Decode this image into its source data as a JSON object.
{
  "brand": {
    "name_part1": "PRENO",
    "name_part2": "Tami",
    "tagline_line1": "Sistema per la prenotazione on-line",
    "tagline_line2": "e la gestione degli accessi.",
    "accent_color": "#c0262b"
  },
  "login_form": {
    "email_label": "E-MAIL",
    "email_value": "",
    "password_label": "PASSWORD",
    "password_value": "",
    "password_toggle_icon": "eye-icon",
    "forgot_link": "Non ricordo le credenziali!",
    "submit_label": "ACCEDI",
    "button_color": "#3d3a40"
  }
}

▬▬▬▬▬▬▬▬▬▬

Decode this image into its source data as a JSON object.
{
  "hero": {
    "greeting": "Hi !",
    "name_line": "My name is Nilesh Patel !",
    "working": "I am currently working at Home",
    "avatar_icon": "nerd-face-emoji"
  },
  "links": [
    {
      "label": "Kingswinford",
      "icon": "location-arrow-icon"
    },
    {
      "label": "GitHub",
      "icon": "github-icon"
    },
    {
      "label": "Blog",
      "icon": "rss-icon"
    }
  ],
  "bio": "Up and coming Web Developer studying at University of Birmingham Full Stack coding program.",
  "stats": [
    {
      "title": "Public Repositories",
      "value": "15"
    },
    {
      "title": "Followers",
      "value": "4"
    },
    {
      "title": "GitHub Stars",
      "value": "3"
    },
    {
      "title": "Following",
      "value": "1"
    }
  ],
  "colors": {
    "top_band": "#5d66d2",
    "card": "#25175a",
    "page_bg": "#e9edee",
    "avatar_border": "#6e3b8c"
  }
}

▬▬▬▬▬▬▬▬▬▬

## WORK TO BE COMPLETED:
Give the number of lines where the string "title" occurs, without any further text.

## ANSWER FOR THE TASK:
4